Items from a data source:
══════════
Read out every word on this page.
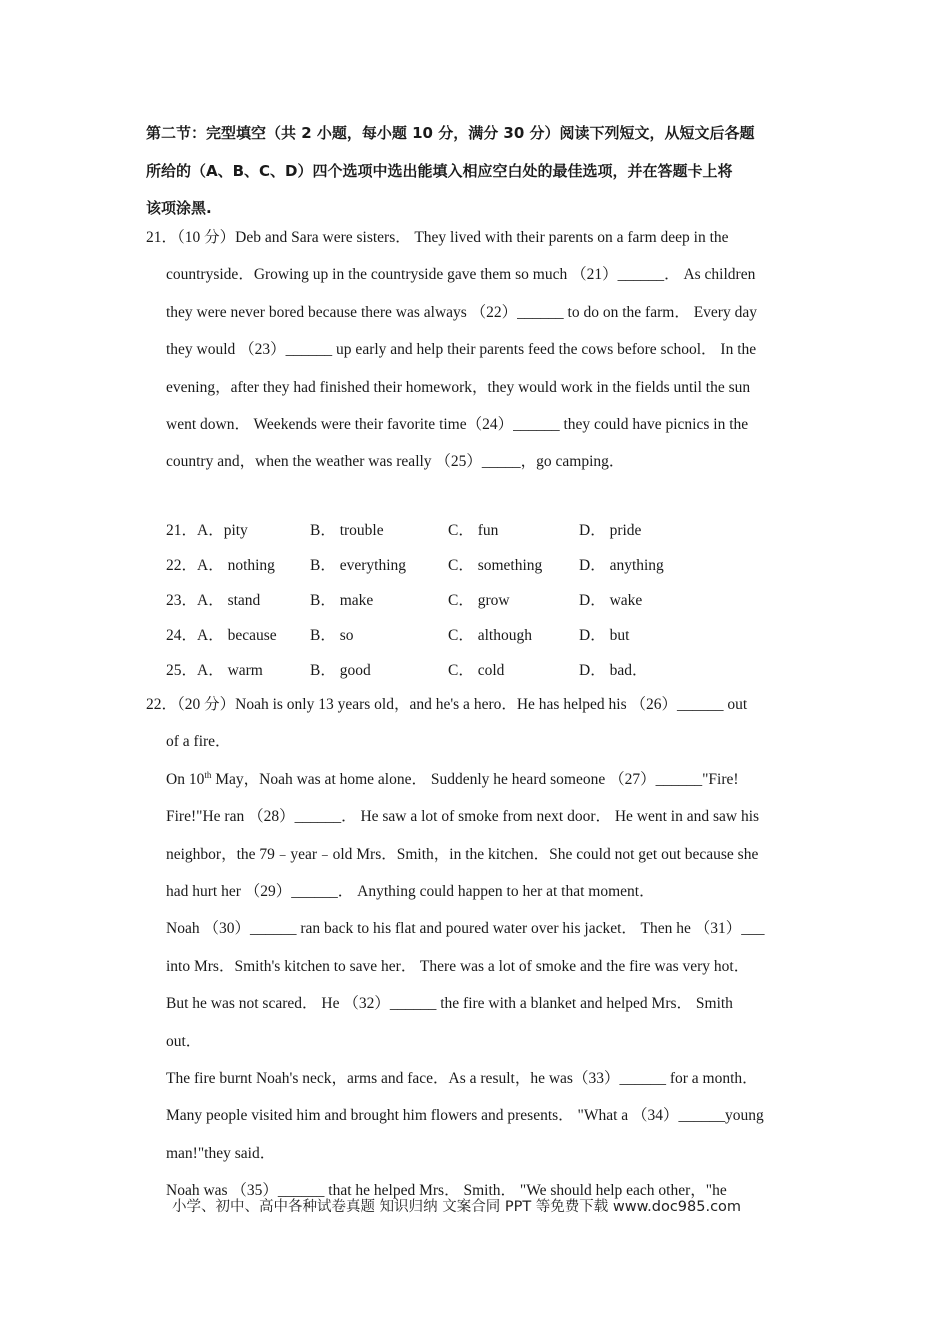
第二节：完型填空（共 2 小题，每小题 10 分，满分 30 分）阅读下列短文，从短文后各题
所给的（A、B、C、D）四个选项中选出能填入相应空白处的最佳选项，并在答题卡上将
该项涂黑.
21．（10 分）Deb and Sara were sisters． They lived with their parents on a farm deep in the
countryside．Growing up in the countryside gave them so much （21）______． As children
they were never bored because there was always （22）______ to do on the farm． Every day
they would （23）______ up early and help their parents feed the cows before school． In the
evening，after they had finished their homework，they would work in the fields until the sun
went down． Weekends were their favorite time（24）______ they could have picnics in the
country and，when the weather was really （25）_____，go camping．
21．A．pity	B． trouble	C． fun	D． pride
22．A． nothing B． everything	C． something D． anything
23．A． stand	B． make	C． grow	D． wake
24．A． because B． so	C． although	D． but
25．A． warm	B． good	C． cold	D． bad．
22．（20 分）Noah is only 13 years old，and he's a hero．He has helped his （26）______ out
of a fire．
On 10th May，Noah was at home alone． Suddenly he heard someone （27）______"Fire!
Fire!"He ran （28）______． He saw a lot of smoke from next door． He went in and saw his
neighbor，the 79﹣year﹣old Mrs．Smith，in the kitchen．She could not get out because she
had hurt her （29）______． Anything could happen to her at that moment．
Noah （30）______ ran back to his flat and poured water over his jacket． Then he （31）___
into Mrs．Smith's kitchen to save her． There was a lot of smoke and the fire was very hot．
But he was not scared． He （32）______ the fire with a blanket and helped Mrs． Smith
out．
The fire burnt Noah's neck，arms and face．As a result，he was（33）______ for a month．
Many people visited him and brought him flowers and presents． "What a （34）______young
man!"they said．
Noah was （35）______ that he helped Mrs． Smith． "We should help each other，"he
小学、初中、高中各种试卷真题 知识归纳 文案合同 PPT 等免费下载 www.doc985.com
══════════
• **Written instruction**: Show the lines of the data that hold the word "with".

• **Full response**:
21．（10 分）Deb and Sara were sisters． They lived with their parents on a farm deep in the
But he was not scared． He （32）______ the fire with a blanket and helped Mrs． Smith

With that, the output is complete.